GOAL OF THE EXERCISE - Work out how many lines hold the string "DecimalForm". The answer is a single number, nothing more.
───── DATA SUPPLIED
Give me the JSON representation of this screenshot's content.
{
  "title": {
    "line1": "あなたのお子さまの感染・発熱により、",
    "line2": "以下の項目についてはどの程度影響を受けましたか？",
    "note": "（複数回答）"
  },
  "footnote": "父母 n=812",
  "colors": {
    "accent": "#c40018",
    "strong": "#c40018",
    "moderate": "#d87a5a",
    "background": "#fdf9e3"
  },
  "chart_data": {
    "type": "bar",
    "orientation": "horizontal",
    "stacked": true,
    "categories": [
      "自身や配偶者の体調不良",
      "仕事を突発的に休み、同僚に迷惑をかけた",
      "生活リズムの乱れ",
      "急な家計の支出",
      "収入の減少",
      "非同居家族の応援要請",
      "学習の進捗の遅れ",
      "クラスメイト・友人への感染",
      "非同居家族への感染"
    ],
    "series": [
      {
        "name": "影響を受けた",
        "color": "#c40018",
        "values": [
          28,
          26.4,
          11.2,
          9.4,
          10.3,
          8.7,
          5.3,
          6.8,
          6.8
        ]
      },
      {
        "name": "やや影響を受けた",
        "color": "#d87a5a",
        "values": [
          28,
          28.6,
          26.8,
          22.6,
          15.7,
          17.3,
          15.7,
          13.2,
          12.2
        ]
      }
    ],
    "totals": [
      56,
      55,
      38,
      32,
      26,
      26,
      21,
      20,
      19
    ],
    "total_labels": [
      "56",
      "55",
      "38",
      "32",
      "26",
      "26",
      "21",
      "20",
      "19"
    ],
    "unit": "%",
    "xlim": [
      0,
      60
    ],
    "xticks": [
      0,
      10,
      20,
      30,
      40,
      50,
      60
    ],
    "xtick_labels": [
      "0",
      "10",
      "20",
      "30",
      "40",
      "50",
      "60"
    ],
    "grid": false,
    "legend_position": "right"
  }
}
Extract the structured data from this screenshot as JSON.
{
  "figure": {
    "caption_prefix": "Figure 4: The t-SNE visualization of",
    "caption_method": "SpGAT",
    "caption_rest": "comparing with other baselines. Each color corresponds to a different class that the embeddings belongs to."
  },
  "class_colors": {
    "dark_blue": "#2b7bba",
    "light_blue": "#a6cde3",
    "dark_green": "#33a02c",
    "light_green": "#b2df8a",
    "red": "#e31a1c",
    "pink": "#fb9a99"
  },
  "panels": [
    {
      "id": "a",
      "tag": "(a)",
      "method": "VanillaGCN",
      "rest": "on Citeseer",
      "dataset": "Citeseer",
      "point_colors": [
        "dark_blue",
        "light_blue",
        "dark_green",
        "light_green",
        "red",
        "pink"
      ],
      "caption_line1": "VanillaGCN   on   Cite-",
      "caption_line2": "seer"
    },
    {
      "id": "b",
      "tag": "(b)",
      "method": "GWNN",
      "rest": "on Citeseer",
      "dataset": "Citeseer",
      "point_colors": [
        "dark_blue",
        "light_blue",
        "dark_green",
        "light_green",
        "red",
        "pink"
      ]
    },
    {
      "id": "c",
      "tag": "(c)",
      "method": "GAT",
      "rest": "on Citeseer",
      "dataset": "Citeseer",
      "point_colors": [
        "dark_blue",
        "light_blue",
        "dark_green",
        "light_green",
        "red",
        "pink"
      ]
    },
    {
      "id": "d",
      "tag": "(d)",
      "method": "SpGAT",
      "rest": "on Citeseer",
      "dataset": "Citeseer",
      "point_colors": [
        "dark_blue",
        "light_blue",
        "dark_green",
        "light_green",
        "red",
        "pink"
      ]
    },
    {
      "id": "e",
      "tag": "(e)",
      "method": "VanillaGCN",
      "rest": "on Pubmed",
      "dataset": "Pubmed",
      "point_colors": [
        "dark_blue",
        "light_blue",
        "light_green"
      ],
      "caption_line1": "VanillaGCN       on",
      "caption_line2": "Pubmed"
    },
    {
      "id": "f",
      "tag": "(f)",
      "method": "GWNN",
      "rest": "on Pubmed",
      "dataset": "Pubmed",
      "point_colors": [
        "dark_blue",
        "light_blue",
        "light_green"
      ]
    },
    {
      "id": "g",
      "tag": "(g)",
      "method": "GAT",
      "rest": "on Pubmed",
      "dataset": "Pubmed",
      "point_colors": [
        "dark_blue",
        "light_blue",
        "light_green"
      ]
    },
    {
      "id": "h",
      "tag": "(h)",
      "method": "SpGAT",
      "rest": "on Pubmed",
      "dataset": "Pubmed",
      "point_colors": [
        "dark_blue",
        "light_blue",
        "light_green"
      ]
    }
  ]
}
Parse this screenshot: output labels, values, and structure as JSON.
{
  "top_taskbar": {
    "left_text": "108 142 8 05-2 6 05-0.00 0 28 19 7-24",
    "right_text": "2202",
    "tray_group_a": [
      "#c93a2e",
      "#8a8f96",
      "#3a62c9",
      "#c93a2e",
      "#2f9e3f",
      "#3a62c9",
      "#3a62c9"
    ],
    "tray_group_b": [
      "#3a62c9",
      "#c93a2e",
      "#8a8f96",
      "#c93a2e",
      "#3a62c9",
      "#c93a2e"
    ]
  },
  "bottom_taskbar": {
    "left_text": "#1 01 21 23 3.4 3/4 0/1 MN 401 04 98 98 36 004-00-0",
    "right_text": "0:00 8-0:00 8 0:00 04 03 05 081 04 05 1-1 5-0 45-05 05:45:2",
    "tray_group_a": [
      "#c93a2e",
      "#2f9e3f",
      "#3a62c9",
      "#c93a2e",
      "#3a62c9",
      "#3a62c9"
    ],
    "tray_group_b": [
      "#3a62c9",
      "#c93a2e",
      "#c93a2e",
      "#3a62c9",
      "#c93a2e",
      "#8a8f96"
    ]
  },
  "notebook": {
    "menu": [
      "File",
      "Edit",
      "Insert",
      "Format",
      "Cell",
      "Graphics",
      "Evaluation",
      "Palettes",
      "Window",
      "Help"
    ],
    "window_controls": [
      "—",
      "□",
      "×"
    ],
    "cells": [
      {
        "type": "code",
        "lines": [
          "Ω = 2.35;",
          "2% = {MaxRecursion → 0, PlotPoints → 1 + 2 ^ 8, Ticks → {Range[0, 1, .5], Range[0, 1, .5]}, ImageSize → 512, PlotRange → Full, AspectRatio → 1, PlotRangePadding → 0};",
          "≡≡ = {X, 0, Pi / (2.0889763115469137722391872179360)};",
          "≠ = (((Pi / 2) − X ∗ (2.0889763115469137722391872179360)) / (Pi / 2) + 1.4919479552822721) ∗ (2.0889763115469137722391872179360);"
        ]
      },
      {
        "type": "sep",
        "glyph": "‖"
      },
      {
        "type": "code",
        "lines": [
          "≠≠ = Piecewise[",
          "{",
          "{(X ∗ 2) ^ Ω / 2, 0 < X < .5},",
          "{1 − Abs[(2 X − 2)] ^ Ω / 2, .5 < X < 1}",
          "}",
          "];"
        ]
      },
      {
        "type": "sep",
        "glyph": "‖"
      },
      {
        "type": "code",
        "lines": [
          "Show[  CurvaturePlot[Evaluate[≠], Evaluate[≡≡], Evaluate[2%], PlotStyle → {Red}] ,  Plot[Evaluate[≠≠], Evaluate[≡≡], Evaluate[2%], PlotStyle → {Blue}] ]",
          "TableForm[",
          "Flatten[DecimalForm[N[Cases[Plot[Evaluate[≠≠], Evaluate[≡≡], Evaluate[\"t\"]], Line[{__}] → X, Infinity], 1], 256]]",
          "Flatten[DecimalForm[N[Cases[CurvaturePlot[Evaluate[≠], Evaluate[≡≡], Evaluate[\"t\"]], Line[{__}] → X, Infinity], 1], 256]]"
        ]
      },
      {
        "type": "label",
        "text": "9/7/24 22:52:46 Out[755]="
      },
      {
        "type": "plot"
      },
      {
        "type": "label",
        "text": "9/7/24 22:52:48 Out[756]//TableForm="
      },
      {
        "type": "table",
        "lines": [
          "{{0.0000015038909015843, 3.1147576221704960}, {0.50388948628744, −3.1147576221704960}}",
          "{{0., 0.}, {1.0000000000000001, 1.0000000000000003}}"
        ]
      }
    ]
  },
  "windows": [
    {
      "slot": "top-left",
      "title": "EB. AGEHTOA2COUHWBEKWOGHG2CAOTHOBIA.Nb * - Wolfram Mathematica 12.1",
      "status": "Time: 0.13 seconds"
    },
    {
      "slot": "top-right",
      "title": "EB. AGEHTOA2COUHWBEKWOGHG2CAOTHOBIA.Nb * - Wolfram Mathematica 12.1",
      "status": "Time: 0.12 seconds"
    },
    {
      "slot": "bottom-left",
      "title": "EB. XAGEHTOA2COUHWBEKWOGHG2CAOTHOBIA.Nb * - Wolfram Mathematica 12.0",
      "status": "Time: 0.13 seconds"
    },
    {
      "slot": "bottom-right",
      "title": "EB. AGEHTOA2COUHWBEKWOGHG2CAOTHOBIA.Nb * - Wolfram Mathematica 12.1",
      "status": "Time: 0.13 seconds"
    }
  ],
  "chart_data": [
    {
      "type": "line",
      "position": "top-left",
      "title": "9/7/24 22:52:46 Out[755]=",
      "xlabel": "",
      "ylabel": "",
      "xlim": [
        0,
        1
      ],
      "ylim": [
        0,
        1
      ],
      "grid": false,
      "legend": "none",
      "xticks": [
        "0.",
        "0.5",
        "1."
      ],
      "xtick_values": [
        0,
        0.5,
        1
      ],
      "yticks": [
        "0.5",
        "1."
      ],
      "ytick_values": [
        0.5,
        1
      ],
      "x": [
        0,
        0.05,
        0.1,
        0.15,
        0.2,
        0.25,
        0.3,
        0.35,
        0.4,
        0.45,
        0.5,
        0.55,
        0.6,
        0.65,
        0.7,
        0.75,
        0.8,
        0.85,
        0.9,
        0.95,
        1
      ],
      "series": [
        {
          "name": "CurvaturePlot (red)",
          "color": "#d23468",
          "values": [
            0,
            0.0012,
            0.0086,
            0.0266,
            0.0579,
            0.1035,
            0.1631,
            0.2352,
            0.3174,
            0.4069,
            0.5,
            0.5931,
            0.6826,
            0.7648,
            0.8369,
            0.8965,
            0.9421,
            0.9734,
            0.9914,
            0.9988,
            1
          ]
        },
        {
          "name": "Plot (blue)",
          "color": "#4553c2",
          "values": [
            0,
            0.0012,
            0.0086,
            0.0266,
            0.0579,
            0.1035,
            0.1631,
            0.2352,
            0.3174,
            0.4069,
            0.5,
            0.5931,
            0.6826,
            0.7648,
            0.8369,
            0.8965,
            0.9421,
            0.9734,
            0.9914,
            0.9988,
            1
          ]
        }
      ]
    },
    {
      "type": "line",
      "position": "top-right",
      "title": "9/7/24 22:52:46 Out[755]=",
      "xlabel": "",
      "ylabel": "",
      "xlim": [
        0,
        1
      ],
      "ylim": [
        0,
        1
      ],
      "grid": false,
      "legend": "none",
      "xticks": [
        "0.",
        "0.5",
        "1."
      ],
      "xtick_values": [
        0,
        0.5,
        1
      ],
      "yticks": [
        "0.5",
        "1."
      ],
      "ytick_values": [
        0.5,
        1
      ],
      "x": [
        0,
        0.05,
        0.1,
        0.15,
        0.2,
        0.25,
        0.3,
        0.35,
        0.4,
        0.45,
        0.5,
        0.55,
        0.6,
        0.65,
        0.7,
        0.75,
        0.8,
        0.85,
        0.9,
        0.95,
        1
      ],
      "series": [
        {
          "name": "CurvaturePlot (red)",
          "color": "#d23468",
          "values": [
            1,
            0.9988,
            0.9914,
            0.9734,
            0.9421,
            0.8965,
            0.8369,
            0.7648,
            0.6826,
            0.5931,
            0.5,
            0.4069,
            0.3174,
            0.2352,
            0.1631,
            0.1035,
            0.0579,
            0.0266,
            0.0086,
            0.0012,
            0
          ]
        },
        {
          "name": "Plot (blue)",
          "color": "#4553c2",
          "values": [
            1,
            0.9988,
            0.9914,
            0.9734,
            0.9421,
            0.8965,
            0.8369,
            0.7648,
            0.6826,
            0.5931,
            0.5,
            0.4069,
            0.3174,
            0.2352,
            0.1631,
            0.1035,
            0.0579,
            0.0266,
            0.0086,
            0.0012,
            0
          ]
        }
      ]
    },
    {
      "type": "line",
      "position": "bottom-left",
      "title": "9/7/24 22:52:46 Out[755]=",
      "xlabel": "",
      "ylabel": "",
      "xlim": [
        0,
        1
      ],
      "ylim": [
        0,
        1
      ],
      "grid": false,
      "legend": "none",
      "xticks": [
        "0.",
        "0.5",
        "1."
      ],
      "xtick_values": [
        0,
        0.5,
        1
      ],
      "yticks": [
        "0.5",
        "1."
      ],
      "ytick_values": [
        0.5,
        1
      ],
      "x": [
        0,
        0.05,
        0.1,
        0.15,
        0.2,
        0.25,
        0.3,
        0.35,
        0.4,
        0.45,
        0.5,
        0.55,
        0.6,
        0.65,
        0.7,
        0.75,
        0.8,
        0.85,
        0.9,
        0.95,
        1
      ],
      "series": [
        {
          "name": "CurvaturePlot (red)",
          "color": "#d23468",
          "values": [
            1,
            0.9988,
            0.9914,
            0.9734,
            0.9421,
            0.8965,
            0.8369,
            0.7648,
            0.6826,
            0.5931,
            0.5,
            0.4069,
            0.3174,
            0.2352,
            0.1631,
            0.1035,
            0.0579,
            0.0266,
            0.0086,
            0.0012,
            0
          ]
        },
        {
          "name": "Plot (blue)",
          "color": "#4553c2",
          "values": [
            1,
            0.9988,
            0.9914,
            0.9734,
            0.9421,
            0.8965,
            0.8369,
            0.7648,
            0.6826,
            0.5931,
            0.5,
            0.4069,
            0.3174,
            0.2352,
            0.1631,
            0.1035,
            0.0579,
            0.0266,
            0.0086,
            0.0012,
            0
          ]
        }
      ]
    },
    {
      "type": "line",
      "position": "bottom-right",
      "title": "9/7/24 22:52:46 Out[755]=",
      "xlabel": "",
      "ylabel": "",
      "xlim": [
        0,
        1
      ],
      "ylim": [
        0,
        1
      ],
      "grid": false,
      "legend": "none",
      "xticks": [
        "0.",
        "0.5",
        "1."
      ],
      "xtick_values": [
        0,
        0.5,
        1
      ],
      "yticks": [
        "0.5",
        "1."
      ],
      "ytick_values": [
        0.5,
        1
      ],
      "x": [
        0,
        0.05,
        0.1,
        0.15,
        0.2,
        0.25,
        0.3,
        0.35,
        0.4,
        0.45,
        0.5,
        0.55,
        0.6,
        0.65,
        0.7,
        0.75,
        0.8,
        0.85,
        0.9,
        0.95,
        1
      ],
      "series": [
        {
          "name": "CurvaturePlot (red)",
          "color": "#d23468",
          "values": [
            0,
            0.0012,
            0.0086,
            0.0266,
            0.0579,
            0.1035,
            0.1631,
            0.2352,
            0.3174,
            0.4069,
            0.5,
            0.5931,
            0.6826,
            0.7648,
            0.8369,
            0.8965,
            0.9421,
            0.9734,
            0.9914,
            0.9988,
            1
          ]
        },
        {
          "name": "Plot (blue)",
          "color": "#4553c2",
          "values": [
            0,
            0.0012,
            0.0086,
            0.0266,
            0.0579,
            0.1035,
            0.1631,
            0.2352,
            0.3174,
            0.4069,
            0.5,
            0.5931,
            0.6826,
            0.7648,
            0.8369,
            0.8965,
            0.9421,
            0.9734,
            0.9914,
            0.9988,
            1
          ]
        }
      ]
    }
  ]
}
──────────
TASK SOLUTION - 2